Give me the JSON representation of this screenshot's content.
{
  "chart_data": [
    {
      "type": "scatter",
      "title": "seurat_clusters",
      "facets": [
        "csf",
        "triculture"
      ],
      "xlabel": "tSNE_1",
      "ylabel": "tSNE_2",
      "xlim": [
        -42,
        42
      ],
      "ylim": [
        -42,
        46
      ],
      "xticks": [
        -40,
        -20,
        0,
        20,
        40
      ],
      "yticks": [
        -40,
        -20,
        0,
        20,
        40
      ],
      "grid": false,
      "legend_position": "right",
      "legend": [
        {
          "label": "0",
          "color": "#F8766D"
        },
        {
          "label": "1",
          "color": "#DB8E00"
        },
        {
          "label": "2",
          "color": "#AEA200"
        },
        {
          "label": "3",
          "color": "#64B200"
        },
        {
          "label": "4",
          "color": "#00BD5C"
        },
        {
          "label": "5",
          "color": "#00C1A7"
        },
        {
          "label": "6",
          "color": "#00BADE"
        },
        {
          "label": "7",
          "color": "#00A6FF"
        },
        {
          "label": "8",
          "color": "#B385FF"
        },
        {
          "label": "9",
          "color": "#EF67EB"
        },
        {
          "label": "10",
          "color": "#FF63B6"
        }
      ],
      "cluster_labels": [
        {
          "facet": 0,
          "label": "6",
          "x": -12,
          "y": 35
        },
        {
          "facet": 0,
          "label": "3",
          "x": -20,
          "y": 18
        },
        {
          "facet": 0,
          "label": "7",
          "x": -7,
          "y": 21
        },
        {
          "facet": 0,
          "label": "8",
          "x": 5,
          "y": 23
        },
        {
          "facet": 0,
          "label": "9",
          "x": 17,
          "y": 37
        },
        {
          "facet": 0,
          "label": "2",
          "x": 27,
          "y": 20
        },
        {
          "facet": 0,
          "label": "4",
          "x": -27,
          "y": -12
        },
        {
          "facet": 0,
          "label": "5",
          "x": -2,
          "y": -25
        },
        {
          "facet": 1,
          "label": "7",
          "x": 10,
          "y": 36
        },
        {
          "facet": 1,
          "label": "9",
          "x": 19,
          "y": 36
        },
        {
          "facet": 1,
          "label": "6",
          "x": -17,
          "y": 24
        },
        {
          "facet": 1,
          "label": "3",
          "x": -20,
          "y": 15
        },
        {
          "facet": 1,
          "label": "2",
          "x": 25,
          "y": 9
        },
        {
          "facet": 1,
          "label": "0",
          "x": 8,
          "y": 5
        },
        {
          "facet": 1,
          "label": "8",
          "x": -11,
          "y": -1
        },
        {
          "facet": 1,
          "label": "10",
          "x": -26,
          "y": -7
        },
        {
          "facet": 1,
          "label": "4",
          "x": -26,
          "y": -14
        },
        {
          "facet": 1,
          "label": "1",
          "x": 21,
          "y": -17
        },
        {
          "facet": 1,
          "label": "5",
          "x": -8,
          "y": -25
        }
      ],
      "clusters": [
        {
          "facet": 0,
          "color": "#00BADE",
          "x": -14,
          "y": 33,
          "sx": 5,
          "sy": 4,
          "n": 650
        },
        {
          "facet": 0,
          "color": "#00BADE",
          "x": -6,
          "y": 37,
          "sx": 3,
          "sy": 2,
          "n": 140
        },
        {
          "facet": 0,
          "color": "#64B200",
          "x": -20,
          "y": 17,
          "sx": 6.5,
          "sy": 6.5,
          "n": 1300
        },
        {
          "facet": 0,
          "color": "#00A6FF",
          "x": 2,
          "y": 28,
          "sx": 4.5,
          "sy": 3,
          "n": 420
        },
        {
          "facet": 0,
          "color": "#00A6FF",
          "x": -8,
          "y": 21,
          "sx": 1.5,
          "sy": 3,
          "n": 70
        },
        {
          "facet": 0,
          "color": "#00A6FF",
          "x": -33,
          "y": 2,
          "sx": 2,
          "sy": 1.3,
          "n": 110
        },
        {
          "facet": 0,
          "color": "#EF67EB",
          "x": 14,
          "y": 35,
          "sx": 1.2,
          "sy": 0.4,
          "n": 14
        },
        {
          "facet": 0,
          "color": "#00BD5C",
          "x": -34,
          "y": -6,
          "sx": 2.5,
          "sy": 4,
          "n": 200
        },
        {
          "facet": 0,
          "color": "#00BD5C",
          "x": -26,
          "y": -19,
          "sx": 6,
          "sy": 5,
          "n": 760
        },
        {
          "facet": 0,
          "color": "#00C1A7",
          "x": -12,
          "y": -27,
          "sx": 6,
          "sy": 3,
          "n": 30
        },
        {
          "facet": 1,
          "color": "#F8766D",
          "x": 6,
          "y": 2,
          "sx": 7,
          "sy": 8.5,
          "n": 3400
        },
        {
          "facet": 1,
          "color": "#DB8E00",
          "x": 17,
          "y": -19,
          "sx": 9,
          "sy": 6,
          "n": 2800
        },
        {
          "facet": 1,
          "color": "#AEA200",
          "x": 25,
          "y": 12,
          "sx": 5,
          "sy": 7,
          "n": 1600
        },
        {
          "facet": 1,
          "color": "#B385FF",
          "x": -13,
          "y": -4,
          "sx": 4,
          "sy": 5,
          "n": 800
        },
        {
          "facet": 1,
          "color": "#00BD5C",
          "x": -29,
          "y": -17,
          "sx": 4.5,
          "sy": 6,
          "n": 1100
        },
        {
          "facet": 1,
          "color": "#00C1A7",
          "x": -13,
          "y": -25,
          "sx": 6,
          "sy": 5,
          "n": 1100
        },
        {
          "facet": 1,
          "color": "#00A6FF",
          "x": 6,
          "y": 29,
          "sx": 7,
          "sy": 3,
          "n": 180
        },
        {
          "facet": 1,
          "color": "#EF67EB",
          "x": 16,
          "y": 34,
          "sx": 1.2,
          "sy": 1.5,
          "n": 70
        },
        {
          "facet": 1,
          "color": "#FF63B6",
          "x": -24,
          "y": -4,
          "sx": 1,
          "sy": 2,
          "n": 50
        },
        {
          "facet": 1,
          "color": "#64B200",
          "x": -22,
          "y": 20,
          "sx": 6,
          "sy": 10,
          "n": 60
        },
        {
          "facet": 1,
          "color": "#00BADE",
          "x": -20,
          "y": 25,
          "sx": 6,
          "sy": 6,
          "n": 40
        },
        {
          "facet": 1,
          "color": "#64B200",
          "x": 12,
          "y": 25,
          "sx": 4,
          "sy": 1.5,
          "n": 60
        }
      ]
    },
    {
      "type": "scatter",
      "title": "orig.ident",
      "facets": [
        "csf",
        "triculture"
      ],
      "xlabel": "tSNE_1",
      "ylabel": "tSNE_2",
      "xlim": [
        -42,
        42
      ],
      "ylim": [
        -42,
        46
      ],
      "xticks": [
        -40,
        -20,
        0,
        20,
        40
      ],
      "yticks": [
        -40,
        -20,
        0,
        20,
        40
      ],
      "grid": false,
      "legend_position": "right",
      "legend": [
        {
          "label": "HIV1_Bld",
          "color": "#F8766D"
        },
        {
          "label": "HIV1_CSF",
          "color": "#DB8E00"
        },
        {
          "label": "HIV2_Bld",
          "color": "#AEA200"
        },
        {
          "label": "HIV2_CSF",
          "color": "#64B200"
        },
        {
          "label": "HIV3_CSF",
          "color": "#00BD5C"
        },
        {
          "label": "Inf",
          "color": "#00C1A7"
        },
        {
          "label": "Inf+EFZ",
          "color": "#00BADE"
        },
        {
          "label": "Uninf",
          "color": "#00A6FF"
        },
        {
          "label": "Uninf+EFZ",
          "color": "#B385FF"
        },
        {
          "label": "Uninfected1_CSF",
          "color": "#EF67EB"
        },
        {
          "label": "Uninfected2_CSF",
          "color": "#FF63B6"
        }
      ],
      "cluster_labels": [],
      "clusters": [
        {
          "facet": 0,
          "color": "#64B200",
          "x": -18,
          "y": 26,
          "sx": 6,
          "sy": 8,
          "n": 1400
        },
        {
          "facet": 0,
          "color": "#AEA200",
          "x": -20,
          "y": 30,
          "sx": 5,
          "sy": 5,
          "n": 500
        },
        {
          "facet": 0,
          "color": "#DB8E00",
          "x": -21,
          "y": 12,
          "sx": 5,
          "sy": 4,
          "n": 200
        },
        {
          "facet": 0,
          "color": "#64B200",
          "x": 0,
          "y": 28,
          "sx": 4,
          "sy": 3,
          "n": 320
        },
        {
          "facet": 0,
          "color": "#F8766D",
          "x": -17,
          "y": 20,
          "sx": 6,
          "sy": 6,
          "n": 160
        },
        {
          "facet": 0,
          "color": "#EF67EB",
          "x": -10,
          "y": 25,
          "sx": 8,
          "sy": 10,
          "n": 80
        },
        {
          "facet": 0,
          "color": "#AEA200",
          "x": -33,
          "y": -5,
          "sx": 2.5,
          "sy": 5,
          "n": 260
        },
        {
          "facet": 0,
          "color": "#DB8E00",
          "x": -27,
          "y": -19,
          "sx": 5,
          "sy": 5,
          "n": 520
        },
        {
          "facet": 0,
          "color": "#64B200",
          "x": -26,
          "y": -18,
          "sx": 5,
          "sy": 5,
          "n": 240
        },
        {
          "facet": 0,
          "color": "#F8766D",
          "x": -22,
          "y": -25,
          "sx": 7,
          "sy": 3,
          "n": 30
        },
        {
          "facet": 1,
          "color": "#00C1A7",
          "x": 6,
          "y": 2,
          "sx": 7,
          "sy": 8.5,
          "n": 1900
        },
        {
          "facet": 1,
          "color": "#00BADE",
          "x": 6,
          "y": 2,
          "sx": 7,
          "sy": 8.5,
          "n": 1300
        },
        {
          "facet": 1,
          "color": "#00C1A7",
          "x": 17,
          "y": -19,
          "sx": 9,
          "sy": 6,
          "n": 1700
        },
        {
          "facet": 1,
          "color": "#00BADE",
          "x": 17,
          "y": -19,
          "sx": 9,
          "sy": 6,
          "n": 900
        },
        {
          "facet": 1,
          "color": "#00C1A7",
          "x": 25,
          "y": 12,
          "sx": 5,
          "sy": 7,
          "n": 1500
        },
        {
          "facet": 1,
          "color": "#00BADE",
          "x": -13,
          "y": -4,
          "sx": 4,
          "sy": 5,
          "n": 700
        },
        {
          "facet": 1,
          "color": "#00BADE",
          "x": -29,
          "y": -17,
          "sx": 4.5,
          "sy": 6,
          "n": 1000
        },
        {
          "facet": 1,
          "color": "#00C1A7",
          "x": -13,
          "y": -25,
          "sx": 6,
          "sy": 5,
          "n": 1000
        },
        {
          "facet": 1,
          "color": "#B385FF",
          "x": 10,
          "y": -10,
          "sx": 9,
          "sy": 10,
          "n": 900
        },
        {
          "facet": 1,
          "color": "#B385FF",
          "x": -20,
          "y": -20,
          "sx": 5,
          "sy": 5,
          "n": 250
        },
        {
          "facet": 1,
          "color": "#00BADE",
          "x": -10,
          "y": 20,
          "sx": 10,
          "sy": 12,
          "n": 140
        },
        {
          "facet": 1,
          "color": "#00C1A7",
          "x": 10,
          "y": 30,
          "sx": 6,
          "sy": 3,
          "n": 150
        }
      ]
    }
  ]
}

____________________

[Stated goal]
Identify and copy the lines holding the word "title".

[Exercise solution]
      "title": "seurat_clusters",
      "title": "orig.ident",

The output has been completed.